* _WORK TO BE COMPLETED_
Look for the word "могут" in the entries below, then copy every line that has it.

-- begin STORED ROWS --

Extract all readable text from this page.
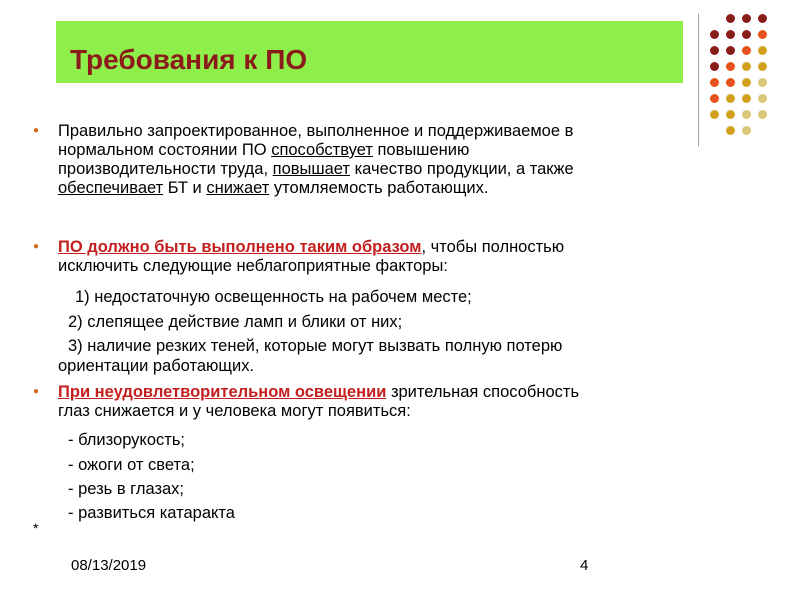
Требования к ПО
Правильно запроектированное, выполненное и поддерживаемое в нормальном состоянии ПО способствует повышению производительности труда, повышает качество продукции, а также обеспечивает БТ и снижает утомляемость работающих.
ПО должно быть выполнено таким образом, чтобы полностью исключить следующие неблагоприятные факторы:
1) недостаточную освещенность на рабочем месте;
2) слепящее действие ламп и блики от них;
3) наличие резких теней, которые могут вызвать полную потерю
ориентации работающих.
При неудовлетворительном освещении зрительная способность глаз снижается и у человека могут появиться:
- близорукость;
- ожоги от света;
- резь в глазах;
- развиться катаракта
*
08/13/2019	4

-- end STORED ROWS --

* _SOLUTION_
3) наличие резких теней, которые могут вызвать полную потерю
При неудовлетворительном освещении зрительная способность глаз снижается и у человека могут появиться:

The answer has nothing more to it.